WRITTEN REQUEST - Give back every line of the entries below without changing any of them, and leave out the pictures.

THE INPUT -
- - -

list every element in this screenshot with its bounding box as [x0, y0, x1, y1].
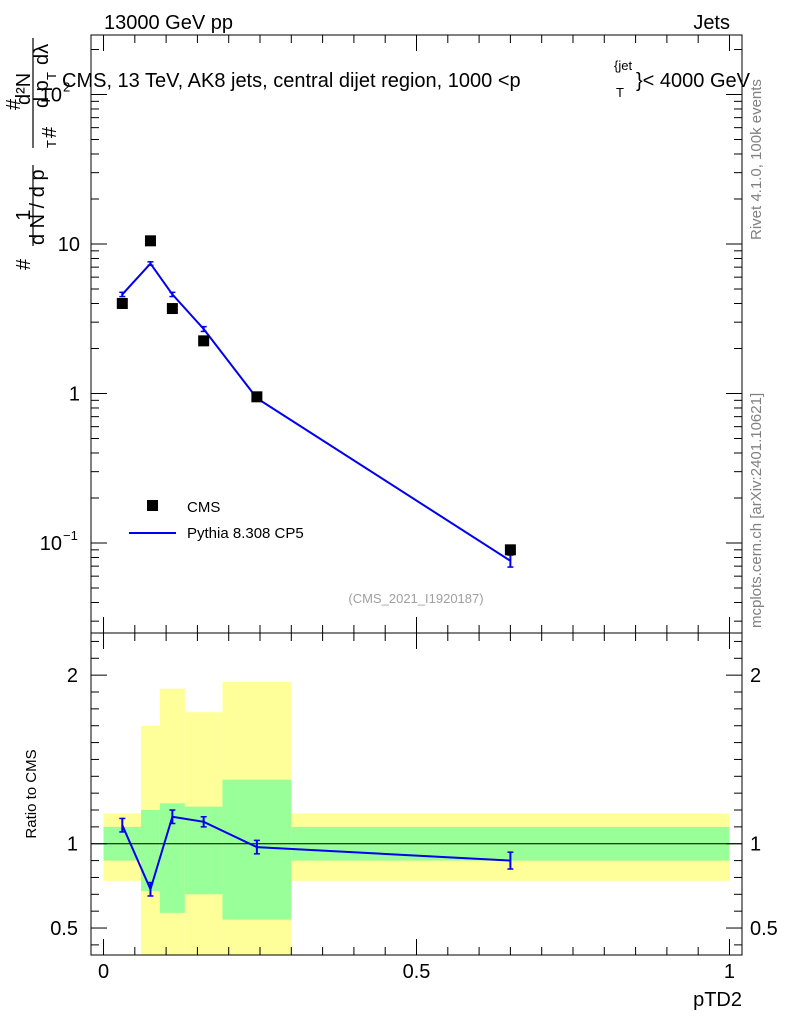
x-tick-label: 0	[98, 961, 109, 983]
data-point	[166, 303, 178, 315]
analysis-watermark: (CMS_2021_I1920187)	[348, 591, 483, 606]
ylabel-one: 1	[13, 209, 35, 220]
title-superscript: {jet	[614, 58, 632, 73]
ratio-y-tick-label-left: 0.5	[50, 918, 78, 940]
ylabel-hash-2: #	[3, 98, 25, 110]
legend-mc-label: Pythia 8.308 CP5	[187, 525, 304, 542]
ylabel-dndpt: d N / d p	[27, 169, 49, 245]
data-point	[251, 391, 263, 403]
main-y-tick-exponent: 2	[63, 79, 70, 94]
main-y-tick-exponent: −1	[63, 528, 78, 543]
ratio-y-tick-label-left: 1	[67, 834, 78, 856]
data-point	[198, 335, 210, 347]
data-point	[116, 297, 128, 309]
rivet-label: Rivet 4.1.0, 100k events	[748, 79, 765, 240]
ylabel-d2n: d²N	[13, 73, 35, 105]
x-axis-label: pTD2	[693, 989, 742, 1011]
main-y-tick-label: 1	[69, 383, 80, 405]
ylabel-t-1: T	[44, 140, 59, 148]
x-tick-label: 0.5	[403, 961, 431, 983]
ratio-y-tick-label-left: 2	[67, 665, 78, 687]
ratio-y-tick-label-right: 2	[750, 665, 761, 687]
ratio-y-axis-label: Ratio to CMS	[23, 749, 40, 838]
ratio-y-tick-label-right: 1	[750, 834, 761, 856]
header-left: 13000 GeV pp	[104, 12, 233, 34]
main-axis-ticks	[91, 35, 742, 633]
data-point	[144, 235, 156, 247]
legend-data-marker	[147, 500, 158, 511]
ratio-y-tick-label-right: 0.5	[750, 918, 778, 940]
legend-data-label: CMS	[187, 499, 220, 516]
title-tail: }< 4000 GeV	[636, 70, 751, 92]
ratio-y-tick-labels: 0.5 0.5 1 1 2 2	[50, 665, 778, 940]
ratio-axis-ticks	[91, 633, 742, 955]
header-right: Jets	[693, 12, 730, 34]
main-y-tick-label: 10	[40, 84, 62, 106]
plot-title: CMS, 13 TeV, AK8 jets, central dijet reg…	[62, 70, 521, 92]
ratio-series	[119, 809, 514, 897]
ylabel-dlambda: dλ	[31, 44, 53, 65]
ylabel-t-2: T	[44, 72, 59, 80]
ylabel-dpt: d p	[31, 80, 53, 108]
data-series	[116, 235, 516, 556]
title-subscript: T	[616, 85, 624, 100]
ratio-line	[121, 815, 511, 893]
mc-series	[119, 261, 514, 568]
x-tick-label: 1	[724, 961, 735, 983]
main-y-tick-label: 10	[58, 234, 80, 256]
data-point	[504, 544, 516, 556]
ratio-bands	[103, 681, 730, 955]
main-frame	[90, 34, 743, 634]
ratio-panel: 0.5 0.51 12 2 0 0.5 1 Ratio to CMS pTD2	[23, 632, 778, 1011]
x-tick-labels: 0 0.5 1	[98, 961, 735, 983]
ylabel-hash-1: #	[13, 258, 35, 270]
main-y-tick-label: 10	[40, 533, 62, 555]
mcplots-label: mcplots.cern.ch [arXiv:2401.10621]	[748, 393, 765, 628]
main-y-axis-label: # 1 d N / d p T # d²N # d p T dλ	[3, 38, 61, 270]
ratio-band-inner	[141, 810, 160, 891]
mc-line	[121, 261, 511, 562]
ylabel-hash-3: #	[39, 126, 61, 138]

- - -

EXERCISE RESPONSE -
list every element in this screenshot with its bounding box as [x0, y0, x1, y1].
x-tick-label: 0	[98, 961, 109, 983]
data-point	[166, 303, 178, 315]
analysis-watermark: (CMS_2021_I1920187)	[348, 591, 483, 606]
ylabel-one: 1	[13, 209, 35, 220]
title-superscript: {jet	[614, 58, 632, 73]
ratio-y-tick-label-left: 0.5	[50, 918, 78, 940]
ylabel-hash-2: #	[3, 98, 25, 110]
legend-mc-label: Pythia 8.308 CP5	[187, 525, 304, 542]
ylabel-dndpt: d N / d p	[27, 169, 49, 245]
data-point	[251, 391, 263, 403]
main-y-tick-exponent: 2	[63, 79, 70, 94]
main-y-tick-exponent: −1	[63, 528, 78, 543]
ratio-y-tick-label-left: 1	[67, 834, 78, 856]
data-point	[198, 335, 210, 347]
data-point	[116, 297, 128, 309]
rivet-label: Rivet 4.1.0, 100k events	[748, 79, 765, 240]
ylabel-d2n: d²N	[13, 73, 35, 105]
x-axis-label: pTD2	[693, 989, 742, 1011]
main-y-tick-label: 1	[69, 383, 80, 405]
ylabel-t-1: T	[44, 140, 59, 148]
x-tick-label: 0.5	[403, 961, 431, 983]
ratio-y-tick-label-left: 2	[67, 665, 78, 687]
ratio-y-tick-label-right: 2	[750, 665, 761, 687]
ratio-y-axis-label: Ratio to CMS	[23, 749, 40, 838]
ratio-y-tick-label-right: 1	[750, 834, 761, 856]
header-left: 13000 GeV pp	[104, 12, 233, 34]
main-axis-ticks	[91, 35, 742, 633]
data-point	[144, 235, 156, 247]
legend-data-marker	[147, 500, 158, 511]
ratio-y-tick-label-right: 0.5	[750, 918, 778, 940]
legend-data-label: CMS	[187, 499, 220, 516]
title-tail: }< 4000 GeV	[636, 70, 751, 92]
ratio-y-tick-labels: 0.5 0.5 1 1 2 2	[50, 665, 778, 940]
ratio-axis-ticks	[91, 633, 742, 955]
header-right: Jets	[693, 12, 730, 34]
main-y-tick-label: 10	[40, 84, 62, 106]
plot-title: CMS, 13 TeV, AK8 jets, central dijet reg…	[62, 70, 521, 92]
ratio-series	[119, 809, 514, 897]
ylabel-dlambda: dλ	[31, 44, 53, 65]
ylabel-t-2: T	[44, 72, 59, 80]
ylabel-dpt: d p	[31, 80, 53, 108]
data-series	[116, 235, 516, 556]
title-subscript: T	[616, 85, 624, 100]
ratio-line	[121, 815, 511, 893]
mc-series	[119, 261, 514, 568]
x-tick-label: 1	[724, 961, 735, 983]
main-y-tick-label: 10	[58, 234, 80, 256]
data-point	[504, 544, 516, 556]
ratio-bands	[103, 681, 730, 955]
main-frame	[90, 34, 743, 634]
ratio-panel: 0.5 0.51 12 2 0 0.5 1 Ratio to CMS pTD2	[23, 632, 778, 1011]
x-tick-labels: 0 0.5 1	[98, 961, 735, 983]
ylabel-hash-1: #	[13, 258, 35, 270]
main-y-tick-label: 10	[40, 533, 62, 555]
mcplots-label: mcplots.cern.ch [arXiv:2401.10621]	[748, 393, 765, 628]
main-y-axis-label: # 1 d N / d p T # d²N # d p T dλ	[3, 38, 61, 270]
ratio-band-inner	[141, 810, 160, 891]
mc-line	[121, 261, 511, 562]
ylabel-hash-3: #	[39, 126, 61, 138]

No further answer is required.